*Set exercise*.
Give the data again, word for word.
---------- Exercise data
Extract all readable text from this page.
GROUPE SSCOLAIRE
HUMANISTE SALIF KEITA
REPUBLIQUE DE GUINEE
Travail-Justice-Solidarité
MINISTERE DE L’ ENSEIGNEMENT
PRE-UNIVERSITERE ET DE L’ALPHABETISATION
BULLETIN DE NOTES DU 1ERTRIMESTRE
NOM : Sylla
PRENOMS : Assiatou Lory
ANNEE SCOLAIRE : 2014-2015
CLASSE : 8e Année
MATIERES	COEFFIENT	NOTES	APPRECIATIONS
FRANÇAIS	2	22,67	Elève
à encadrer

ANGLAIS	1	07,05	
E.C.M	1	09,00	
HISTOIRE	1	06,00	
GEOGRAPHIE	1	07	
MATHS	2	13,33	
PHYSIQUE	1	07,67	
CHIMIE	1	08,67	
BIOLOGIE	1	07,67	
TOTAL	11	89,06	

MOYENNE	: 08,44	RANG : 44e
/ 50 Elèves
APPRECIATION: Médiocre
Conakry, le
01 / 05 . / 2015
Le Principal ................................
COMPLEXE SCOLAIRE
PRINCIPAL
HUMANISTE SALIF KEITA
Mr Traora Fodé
--------------------
*The response*.
Extract all readable text from this page.
GROUPE SSCOLAIRE
HUMANISTE SALIF KEITA
REPUBLIQUE DE GUINEE
Travail-Justice-Solidarité
MINISTERE DE L’ ENSEIGNEMENT
PRE-UNIVERSITERE ET DE L’ALPHABETISATION
BULLETIN DE NOTES DU 1ERTRIMESTRE
NOM : Sylla
PRENOMS : Assiatou Lory
ANNEE SCOLAIRE : 2014-2015
CLASSE : 8e Année
MATIERES	COEFFIENT	NOTES	APPRECIATIONS
FRANÇAIS	2	22,67	Elève
à encadrer

ANGLAIS	1	07,05	
E.C.M	1	09,00	
HISTOIRE	1	06,00	
GEOGRAPHIE	1	07	
MATHS	2	13,33	
PHYSIQUE	1	07,67	
CHIMIE	1	08,67	
BIOLOGIE	1	07,67	
TOTAL	11	89,06	

MOYENNE	: 08,44	RANG : 44e
/ 50 Elèves
APPRECIATION: Médiocre
Conakry, le
01 / 05 . / 2015
Le Principal ................................
COMPLEXE SCOLAIRE
PRINCIPAL
HUMANISTE SALIF KEITA
Mr Traora Fodé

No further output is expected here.